[Dataset records]

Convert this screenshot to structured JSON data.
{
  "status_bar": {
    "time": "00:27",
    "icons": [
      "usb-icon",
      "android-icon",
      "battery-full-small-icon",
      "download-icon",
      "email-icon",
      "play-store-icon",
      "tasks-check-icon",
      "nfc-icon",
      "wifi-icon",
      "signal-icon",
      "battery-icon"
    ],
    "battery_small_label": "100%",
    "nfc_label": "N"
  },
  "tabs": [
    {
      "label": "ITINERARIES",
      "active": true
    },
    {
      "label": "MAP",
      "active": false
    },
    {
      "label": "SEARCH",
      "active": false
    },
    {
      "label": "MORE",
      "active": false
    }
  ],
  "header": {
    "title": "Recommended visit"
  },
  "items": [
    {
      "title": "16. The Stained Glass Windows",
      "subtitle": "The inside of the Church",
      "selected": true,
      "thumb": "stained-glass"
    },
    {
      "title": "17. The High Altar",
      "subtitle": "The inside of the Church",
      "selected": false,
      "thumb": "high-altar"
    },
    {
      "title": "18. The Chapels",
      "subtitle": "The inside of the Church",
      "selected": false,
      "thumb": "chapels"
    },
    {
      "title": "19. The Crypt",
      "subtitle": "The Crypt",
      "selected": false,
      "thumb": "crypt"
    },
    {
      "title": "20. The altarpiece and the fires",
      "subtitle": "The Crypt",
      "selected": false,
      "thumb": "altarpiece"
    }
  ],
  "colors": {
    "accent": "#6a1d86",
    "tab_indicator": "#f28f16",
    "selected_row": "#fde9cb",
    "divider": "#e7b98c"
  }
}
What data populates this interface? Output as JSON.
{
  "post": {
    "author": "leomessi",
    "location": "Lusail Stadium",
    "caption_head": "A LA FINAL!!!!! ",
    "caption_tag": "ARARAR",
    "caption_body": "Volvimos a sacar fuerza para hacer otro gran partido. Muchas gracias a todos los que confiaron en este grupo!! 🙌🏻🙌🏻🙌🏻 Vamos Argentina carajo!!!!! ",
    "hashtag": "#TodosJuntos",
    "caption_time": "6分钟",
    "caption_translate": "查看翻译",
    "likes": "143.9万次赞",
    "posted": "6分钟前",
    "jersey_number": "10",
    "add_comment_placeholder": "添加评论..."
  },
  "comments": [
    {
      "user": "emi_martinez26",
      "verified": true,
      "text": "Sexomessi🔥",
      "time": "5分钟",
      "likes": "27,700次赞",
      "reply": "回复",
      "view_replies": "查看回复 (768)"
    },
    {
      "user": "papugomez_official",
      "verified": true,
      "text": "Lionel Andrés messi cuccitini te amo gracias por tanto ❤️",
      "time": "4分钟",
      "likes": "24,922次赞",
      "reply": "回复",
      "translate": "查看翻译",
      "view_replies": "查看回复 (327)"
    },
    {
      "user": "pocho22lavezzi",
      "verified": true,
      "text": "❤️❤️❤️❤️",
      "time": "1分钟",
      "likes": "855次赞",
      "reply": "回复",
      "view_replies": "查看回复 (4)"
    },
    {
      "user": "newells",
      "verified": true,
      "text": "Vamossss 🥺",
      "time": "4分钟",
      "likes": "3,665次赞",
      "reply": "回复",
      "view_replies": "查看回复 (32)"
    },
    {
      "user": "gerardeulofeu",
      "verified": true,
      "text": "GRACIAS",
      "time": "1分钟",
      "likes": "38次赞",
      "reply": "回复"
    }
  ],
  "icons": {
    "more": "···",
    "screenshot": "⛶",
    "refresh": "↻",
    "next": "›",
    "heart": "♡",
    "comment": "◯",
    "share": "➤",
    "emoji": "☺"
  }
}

### PROBLEM STATEMENT:
Copy the material above back out, exactly as written.

### RESPONSE BELOW:
Convert this screenshot to structured JSON data.
{
  "status_bar": {
    "time": "00:27",
    "icons": [
      "usb-icon",
      "android-icon",
      "battery-full-small-icon",
      "download-icon",
      "email-icon",
      "play-store-icon",
      "tasks-check-icon",
      "nfc-icon",
      "wifi-icon",
      "signal-icon",
      "battery-icon"
    ],
    "battery_small_label": "100%",
    "nfc_label": "N"
  },
  "tabs": [
    {
      "label": "ITINERARIES",
      "active": true
    },
    {
      "label": "MAP",
      "active": false
    },
    {
      "label": "SEARCH",
      "active": false
    },
    {
      "label": "MORE",
      "active": false
    }
  ],
  "header": {
    "title": "Recommended visit"
  },
  "items": [
    {
      "title": "16. The Stained Glass Windows",
      "subtitle": "The inside of the Church",
      "selected": true,
      "thumb": "stained-glass"
    },
    {
      "title": "17. The High Altar",
      "subtitle": "The inside of the Church",
      "selected": false,
      "thumb": "high-altar"
    },
    {
      "title": "18. The Chapels",
      "subtitle": "The inside of the Church",
      "selected": false,
      "thumb": "chapels"
    },
    {
      "title": "19. The Crypt",
      "subtitle": "The Crypt",
      "selected": false,
      "thumb": "crypt"
    },
    {
      "title": "20. The altarpiece and the fires",
      "subtitle": "The Crypt",
      "selected": false,
      "thumb": "altarpiece"
    }
  ],
  "colors": {
    "accent": "#6a1d86",
    "tab_indicator": "#f28f16",
    "selected_row": "#fde9cb",
    "divider": "#e7b98c"
  }
}
What data populates this interface? Output as JSON.
{
  "post": {
    "author": "leomessi",
    "location": "Lusail Stadium",
    "caption_head": "A LA FINAL!!!!! ",
    "caption_tag": "ARARAR",
    "caption_body": "Volvimos a sacar fuerza para hacer otro gran partido. Muchas gracias a todos los que confiaron en este grupo!! 🙌🏻🙌🏻🙌🏻 Vamos Argentina carajo!!!!! ",
    "hashtag": "#TodosJuntos",
    "caption_time": "6分钟",
    "caption_translate": "查看翻译",
    "likes": "143.9万次赞",
    "posted": "6分钟前",
    "jersey_number": "10",
    "add_comment_placeholder": "添加评论..."
  },
  "comments": [
    {
      "user": "emi_martinez26",
      "verified": true,
      "text": "Sexomessi🔥",
      "time": "5分钟",
      "likes": "27,700次赞",
      "reply": "回复",
      "view_replies": "查看回复 (768)"
    },
    {
      "user": "papugomez_official",
      "verified": true,
      "text": "Lionel Andrés messi cuccitini te amo gracias por tanto ❤️",
      "time": "4分钟",
      "likes": "24,922次赞",
      "reply": "回复",
      "translate": "查看翻译",
      "view_replies": "查看回复 (327)"
    },
    {
      "user": "pocho22lavezzi",
      "verified": true,
      "text": "❤️❤️❤️❤️",
      "time": "1分钟",
      "likes": "855次赞",
      "reply": "回复",
      "view_replies": "查看回复 (4)"
    },
    {
      "user": "newells",
      "verified": true,
      "text": "Vamossss 🥺",
      "time": "4分钟",
      "likes": "3,665次赞",
      "reply": "回复",
      "view_replies": "查看回复 (32)"
    },
    {
      "user": "gerardeulofeu",
      "verified": true,
      "text": "GRACIAS",
      "time": "1分钟",
      "likes": "38次赞",
      "reply": "回复"
    }
  ],
  "icons": {
    "more": "···",
    "screenshot": "⛶",
    "refresh": "↻",
    "next": "›",
    "heart": "♡",
    "comment": "◯",
    "share": "➤",
    "emoji": "☺"
  }
}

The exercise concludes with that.